Decide whether each statement agrees with the Blue Velvet Project text, and answer yes or no for each with the deciding words quoted exactly: (a) this entry is number 116 of the project; (b) Barthes uses "studium" for a photograph's piercing into personal meaning; (c) the quoted passage likens the figures in a photograph to butterflies.

::: Document text

The Blue Velvet Project
Blue Velvet, 47 seconds at a time by Nicholas Rombes
The Blue Velvet Project, #116
Second #5452, 90:52
In Camera Lucida: Reflections on Photography, Roland Barthes wrote about the studium (the cultural and political meanings of a photograph) and the punctum (the piercing of the photograph into the realm of personal meaning):
Now, confronting millions of photographs . . . I sense no blind field: everything which happens within the frame dies absolutely once this frame is passed beyond. When we define the Photograph as a motionless image, this does not mean only that the figures it represents do not move; it means they do not emerge, do not leave: they are anesthetized and fastened down, like butterflies. Yet once there is a punctum, a blind field is created . . .

::::::
::: Dataset content

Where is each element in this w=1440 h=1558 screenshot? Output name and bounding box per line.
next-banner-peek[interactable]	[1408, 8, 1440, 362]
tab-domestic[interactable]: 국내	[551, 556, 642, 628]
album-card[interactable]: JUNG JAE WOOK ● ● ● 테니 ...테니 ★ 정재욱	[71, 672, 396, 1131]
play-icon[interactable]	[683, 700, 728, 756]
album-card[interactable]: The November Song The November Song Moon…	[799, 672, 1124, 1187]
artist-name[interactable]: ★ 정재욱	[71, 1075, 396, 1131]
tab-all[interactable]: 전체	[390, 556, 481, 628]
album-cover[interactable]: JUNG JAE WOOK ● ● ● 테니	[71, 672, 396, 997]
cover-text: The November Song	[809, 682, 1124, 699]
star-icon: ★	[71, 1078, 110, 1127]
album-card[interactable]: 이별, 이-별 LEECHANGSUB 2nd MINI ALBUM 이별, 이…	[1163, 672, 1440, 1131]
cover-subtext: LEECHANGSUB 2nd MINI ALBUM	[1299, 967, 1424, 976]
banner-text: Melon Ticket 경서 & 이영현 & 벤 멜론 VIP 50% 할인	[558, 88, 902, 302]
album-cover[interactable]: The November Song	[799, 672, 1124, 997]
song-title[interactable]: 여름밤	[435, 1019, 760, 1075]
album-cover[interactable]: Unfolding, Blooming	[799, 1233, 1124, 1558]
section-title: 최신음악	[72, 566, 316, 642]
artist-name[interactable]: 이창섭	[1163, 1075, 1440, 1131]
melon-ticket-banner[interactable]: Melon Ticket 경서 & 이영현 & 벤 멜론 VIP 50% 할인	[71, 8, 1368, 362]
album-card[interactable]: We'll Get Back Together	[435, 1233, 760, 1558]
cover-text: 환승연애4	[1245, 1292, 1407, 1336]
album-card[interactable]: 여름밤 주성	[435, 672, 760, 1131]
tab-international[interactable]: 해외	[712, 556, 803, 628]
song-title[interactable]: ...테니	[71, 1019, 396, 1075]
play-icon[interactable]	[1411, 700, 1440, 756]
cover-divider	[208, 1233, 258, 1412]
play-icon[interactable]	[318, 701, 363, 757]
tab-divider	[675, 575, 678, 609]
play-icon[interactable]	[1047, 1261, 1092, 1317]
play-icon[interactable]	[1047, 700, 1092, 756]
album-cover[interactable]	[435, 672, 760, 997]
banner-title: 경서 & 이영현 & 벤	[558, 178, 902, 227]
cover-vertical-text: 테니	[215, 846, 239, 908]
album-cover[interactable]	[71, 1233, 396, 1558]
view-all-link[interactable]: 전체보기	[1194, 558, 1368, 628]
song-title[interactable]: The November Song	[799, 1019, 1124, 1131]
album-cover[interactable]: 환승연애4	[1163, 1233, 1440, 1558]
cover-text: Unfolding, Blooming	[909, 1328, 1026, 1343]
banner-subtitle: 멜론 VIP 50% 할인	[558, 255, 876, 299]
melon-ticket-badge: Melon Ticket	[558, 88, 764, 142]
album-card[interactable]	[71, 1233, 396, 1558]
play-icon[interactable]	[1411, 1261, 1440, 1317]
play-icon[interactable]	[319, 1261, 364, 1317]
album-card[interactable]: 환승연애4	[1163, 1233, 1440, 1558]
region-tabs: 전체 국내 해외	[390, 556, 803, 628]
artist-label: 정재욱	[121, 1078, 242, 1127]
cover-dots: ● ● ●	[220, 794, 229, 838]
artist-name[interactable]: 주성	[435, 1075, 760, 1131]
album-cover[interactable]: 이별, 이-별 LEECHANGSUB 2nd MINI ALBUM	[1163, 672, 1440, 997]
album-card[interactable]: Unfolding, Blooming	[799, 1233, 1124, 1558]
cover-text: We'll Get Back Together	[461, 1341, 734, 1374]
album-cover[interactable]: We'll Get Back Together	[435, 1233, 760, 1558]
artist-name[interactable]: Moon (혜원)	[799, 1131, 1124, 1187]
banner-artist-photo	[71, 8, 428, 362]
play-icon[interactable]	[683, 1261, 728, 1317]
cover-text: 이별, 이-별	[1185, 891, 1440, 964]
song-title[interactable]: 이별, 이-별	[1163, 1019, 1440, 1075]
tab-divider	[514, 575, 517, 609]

::::::

## Full solution
(a) Yes: "The Blue Velvet Project, #116"
(b) No: "the punctum (the piercing of the photograph into the realm of personal meaning)"
(c) Yes: "they are anesthetized and fastened down, like butterflies."